[BEGIN]

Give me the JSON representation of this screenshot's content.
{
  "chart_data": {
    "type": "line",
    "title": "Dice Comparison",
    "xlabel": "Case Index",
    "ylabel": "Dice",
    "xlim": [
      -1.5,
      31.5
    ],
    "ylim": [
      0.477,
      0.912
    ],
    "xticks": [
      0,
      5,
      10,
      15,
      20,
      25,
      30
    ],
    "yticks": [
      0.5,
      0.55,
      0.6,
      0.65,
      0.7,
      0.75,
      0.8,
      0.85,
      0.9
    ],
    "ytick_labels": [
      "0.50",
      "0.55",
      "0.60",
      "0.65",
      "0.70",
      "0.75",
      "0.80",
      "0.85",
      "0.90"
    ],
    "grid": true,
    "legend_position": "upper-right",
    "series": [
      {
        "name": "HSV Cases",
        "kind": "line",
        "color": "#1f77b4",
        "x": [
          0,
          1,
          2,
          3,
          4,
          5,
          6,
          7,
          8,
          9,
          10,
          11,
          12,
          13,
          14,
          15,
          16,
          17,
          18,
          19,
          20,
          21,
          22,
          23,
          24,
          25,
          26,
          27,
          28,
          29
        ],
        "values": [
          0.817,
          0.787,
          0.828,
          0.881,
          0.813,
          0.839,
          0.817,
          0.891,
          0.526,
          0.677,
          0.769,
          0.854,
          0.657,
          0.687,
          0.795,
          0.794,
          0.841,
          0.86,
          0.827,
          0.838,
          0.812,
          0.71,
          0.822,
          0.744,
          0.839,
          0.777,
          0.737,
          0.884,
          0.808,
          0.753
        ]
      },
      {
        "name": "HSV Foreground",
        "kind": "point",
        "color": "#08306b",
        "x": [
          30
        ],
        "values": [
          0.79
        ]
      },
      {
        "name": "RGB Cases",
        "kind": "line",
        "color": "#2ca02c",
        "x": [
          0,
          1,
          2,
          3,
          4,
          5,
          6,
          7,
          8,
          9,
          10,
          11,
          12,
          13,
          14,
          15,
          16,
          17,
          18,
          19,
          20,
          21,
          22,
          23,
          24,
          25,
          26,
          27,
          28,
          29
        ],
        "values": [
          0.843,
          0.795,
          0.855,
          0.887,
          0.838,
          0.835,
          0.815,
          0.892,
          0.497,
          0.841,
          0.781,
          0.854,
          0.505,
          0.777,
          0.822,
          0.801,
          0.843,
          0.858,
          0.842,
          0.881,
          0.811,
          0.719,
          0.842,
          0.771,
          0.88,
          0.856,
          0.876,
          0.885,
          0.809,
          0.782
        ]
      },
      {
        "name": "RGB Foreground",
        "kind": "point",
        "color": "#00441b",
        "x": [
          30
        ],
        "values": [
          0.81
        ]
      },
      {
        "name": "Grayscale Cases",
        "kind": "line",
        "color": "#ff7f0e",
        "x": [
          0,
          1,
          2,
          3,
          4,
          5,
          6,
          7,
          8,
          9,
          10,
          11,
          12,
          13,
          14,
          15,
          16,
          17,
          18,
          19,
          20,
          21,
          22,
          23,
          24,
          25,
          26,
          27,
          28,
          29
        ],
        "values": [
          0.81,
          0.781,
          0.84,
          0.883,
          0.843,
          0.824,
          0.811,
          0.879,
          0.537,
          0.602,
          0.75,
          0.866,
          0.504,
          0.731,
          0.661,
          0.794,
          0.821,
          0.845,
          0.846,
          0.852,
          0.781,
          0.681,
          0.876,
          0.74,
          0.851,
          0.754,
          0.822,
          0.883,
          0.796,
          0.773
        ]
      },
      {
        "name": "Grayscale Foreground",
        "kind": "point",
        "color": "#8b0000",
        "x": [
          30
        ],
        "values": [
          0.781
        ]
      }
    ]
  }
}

[END]

Copy out the material above in its entirety. Every detail must match.

Give me the JSON representation of this screenshot's content.
{
  "chart_data": {
    "type": "line",
    "title": "Dice Comparison",
    "xlabel": "Case Index",
    "ylabel": "Dice",
    "xlim": [
      -1.5,
      31.5
    ],
    "ylim": [
      0.477,
      0.912
    ],
    "xticks": [
      0,
      5,
      10,
      15,
      20,
      25,
      30
    ],
    "yticks": [
      0.5,
      0.55,
      0.6,
      0.65,
      0.7,
      0.75,
      0.8,
      0.85,
      0.9
    ],
    "ytick_labels": [
      "0.50",
      "0.55",
      "0.60",
      "0.65",
      "0.70",
      "0.75",
      "0.80",
      "0.85",
      "0.90"
    ],
    "grid": true,
    "legend_position": "upper-right",
    "series": [
      {
        "name": "HSV Cases",
        "kind": "line",
        "color": "#1f77b4",
        "x": [
          0,
          1,
          2,
          3,
          4,
          5,
          6,
          7,
          8,
          9,
          10,
          11,
          12,
          13,
          14,
          15,
          16,
          17,
          18,
          19,
          20,
          21,
          22,
          23,
          24,
          25,
          26,
          27,
          28,
          29
        ],
        "values": [
          0.817,
          0.787,
          0.828,
          0.881,
          0.813,
          0.839,
          0.817,
          0.891,
          0.526,
          0.677,
          0.769,
          0.854,
          0.657,
          0.687,
          0.795,
          0.794,
          0.841,
          0.86,
          0.827,
          0.838,
          0.812,
          0.71,
          0.822,
          0.744,
          0.839,
          0.777,
          0.737,
          0.884,
          0.808,
          0.753
        ]
      },
      {
        "name": "HSV Foreground",
        "kind": "point",
        "color": "#08306b",
        "x": [
          30
        ],
        "values": [
          0.79
        ]
      },
      {
        "name": "RGB Cases",
        "kind": "line",
        "color": "#2ca02c",
        "x": [
          0,
          1,
          2,
          3,
          4,
          5,
          6,
          7,
          8,
          9,
          10,
          11,
          12,
          13,
          14,
          15,
          16,
          17,
          18,
          19,
          20,
          21,
          22,
          23,
          24,
          25,
          26,
          27,
          28,
          29
        ],
        "values": [
          0.843,
          0.795,
          0.855,
          0.887,
          0.838,
          0.835,
          0.815,
          0.892,
          0.497,
          0.841,
          0.781,
          0.854,
          0.505,
          0.777,
          0.822,
          0.801,
          0.843,
          0.858,
          0.842,
          0.881,
          0.811,
          0.719,
          0.842,
          0.771,
          0.88,
          0.856,
          0.876,
          0.885,
          0.809,
          0.782
        ]
      },
      {
        "name": "RGB Foreground",
        "kind": "point",
        "color": "#00441b",
        "x": [
          30
        ],
        "values": [
          0.81
        ]
      },
      {
        "name": "Grayscale Cases",
        "kind": "line",
        "color": "#ff7f0e",
        "x": [
          0,
          1,
          2,
          3,
          4,
          5,
          6,
          7,
          8,
          9,
          10,
          11,
          12,
          13,
          14,
          15,
          16,
          17,
          18,
          19,
          20,
          21,
          22,
          23,
          24,
          25,
          26,
          27,
          28,
          29
        ],
        "values": [
          0.81,
          0.781,
          0.84,
          0.883,
          0.843,
          0.824,
          0.811,
          0.879,
          0.537,
          0.602,
          0.75,
          0.866,
          0.504,
          0.731,
          0.661,
          0.794,
          0.821,
          0.845,
          0.846,
          0.852,
          0.781,
          0.681,
          0.876,
          0.74,
          0.851,
          0.754,
          0.822,
          0.883,
          0.796,
          0.773
        ]
      },
      {
        "name": "Grayscale Foreground",
        "kind": "point",
        "color": "#8b0000",
        "x": [
          30
        ],
        "values": [
          0.781
        ]
      }
    ]
  }
}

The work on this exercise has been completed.